_CHALLENGE_
From the listing below, pick out each line with the word "heading".

[Collected data entries]
= = = = = = =

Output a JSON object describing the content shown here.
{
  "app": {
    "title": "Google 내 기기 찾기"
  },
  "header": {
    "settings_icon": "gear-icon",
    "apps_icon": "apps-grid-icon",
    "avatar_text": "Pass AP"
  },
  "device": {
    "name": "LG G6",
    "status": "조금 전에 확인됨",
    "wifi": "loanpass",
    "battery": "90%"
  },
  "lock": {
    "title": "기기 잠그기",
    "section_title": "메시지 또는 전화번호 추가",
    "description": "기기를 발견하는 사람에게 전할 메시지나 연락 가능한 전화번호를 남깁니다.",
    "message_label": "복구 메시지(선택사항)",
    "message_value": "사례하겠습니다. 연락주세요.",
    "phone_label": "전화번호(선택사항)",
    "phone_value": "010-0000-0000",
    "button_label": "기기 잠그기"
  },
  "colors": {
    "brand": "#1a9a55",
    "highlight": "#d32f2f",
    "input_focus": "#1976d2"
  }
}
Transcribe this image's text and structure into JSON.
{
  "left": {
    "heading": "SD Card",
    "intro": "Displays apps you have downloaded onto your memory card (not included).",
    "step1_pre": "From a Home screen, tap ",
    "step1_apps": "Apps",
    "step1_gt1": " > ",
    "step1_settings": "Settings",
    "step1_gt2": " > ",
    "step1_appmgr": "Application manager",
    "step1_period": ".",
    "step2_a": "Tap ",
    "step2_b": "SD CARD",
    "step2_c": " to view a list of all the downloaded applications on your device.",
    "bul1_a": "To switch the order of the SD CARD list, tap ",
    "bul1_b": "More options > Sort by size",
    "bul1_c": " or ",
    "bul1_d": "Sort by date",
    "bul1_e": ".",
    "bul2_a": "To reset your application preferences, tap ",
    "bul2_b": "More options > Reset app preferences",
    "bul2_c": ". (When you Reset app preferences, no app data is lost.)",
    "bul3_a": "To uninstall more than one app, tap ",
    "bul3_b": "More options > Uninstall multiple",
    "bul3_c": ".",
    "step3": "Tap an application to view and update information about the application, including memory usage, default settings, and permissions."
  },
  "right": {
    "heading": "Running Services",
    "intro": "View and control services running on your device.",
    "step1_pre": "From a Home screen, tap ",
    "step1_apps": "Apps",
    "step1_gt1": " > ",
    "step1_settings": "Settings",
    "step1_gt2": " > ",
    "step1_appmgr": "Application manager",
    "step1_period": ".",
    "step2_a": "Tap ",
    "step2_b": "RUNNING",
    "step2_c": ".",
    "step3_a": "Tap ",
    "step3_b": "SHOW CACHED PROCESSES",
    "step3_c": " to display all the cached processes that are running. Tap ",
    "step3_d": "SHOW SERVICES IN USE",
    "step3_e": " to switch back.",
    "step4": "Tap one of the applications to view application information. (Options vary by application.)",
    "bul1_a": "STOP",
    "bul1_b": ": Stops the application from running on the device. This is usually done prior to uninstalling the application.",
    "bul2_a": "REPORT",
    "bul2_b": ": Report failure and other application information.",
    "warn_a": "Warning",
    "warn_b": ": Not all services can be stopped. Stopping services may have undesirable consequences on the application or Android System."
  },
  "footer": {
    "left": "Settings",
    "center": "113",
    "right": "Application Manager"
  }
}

= = = = = = =

_EXERCISE RESULT_
    "heading": "SD Card",
    "heading": "Running Services",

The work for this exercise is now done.